--- THE DATA ---
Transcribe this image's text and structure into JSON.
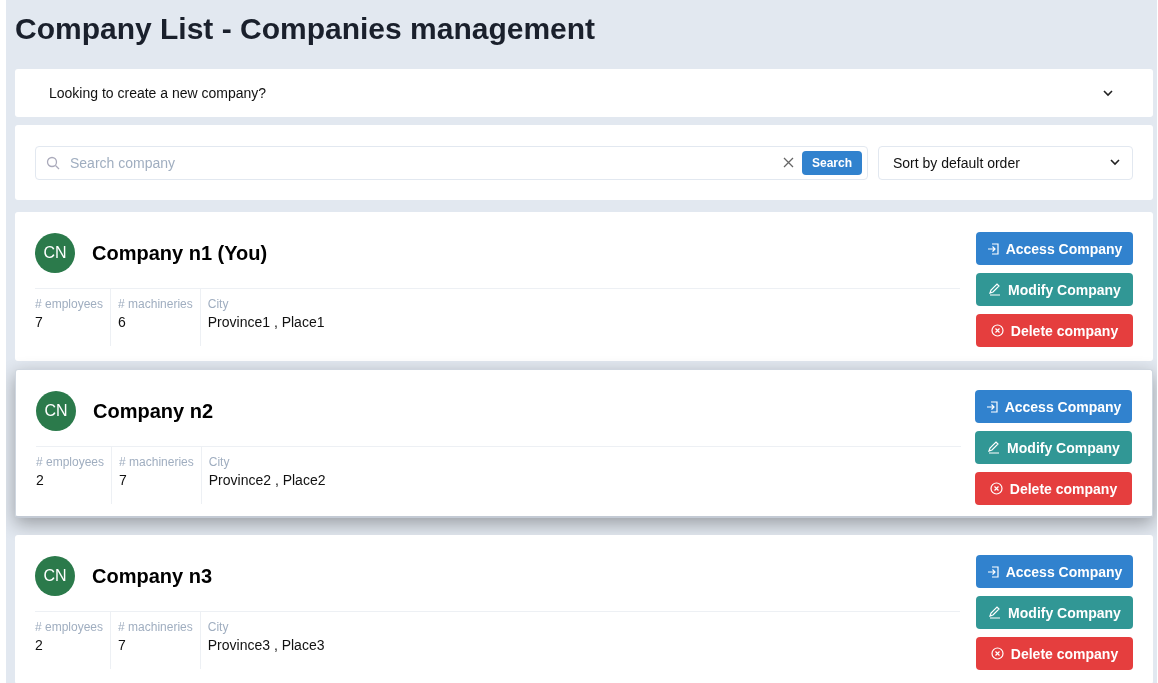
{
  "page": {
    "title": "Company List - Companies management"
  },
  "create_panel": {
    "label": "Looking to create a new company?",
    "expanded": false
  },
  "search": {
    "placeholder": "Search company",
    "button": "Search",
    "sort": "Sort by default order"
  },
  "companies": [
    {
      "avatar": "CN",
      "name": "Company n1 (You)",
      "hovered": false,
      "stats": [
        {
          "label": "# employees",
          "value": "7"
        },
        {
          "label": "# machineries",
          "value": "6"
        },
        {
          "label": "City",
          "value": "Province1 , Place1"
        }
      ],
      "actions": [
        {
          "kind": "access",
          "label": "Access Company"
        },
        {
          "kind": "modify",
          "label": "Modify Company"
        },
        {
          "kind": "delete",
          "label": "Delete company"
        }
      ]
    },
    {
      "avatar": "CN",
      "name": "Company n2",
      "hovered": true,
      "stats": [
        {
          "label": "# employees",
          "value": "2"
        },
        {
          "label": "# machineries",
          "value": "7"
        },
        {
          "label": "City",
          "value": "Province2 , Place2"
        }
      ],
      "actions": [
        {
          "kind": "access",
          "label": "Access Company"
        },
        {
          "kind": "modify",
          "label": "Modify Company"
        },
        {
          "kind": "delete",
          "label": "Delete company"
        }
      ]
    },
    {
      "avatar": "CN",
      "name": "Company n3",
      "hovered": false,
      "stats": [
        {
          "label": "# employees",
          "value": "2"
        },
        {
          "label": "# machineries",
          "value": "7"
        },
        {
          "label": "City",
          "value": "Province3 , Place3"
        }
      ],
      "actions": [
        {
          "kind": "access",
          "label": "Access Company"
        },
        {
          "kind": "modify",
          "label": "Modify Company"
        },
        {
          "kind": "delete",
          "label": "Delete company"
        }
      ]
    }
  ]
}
---
● GOAL
Reproduce every entry word for word, but skip any pictures.

● EXERCISE RESPONSE
Transcribe this image's text and structure into JSON.
{
  "page": {
    "title": "Company List - Companies management"
  },
  "create_panel": {
    "label": "Looking to create a new company?",
    "expanded": false
  },
  "search": {
    "placeholder": "Search company",
    "button": "Search",
    "sort": "Sort by default order"
  },
  "companies": [
    {
      "avatar": "CN",
      "name": "Company n1 (You)",
      "hovered": false,
      "stats": [
        {
          "label": "# employees",
          "value": "7"
        },
        {
          "label": "# machineries",
          "value": "6"
        },
        {
          "label": "City",
          "value": "Province1 , Place1"
        }
      ],
      "actions": [
        {
          "kind": "access",
          "label": "Access Company"
        },
        {
          "kind": "modify",
          "label": "Modify Company"
        },
        {
          "kind": "delete",
          "label": "Delete company"
        }
      ]
    },
    {
      "avatar": "CN",
      "name": "Company n2",
      "hovered": true,
      "stats": [
        {
          "label": "# employees",
          "value": "2"
        },
        {
          "label": "# machineries",
          "value": "7"
        },
        {
          "label": "City",
          "value": "Province2 , Place2"
        }
      ],
      "actions": [
        {
          "kind": "access",
          "label": "Access Company"
        },
        {
          "kind": "modify",
          "label": "Modify Company"
        },
        {
          "kind": "delete",
          "label": "Delete company"
        }
      ]
    },
    {
      "avatar": "CN",
      "name": "Company n3",
      "hovered": false,
      "stats": [
        {
          "label": "# employees",
          "value": "2"
        },
        {
          "label": "# machineries",
          "value": "7"
        },
        {
          "label": "City",
          "value": "Province3 , Place3"
        }
      ],
      "actions": [
        {
          "kind": "access",
          "label": "Access Company"
        },
        {
          "kind": "modify",
          "label": "Modify Company"
        },
        {
          "kind": "delete",
          "label": "Delete company"
        }
      ]
    }
  ]
}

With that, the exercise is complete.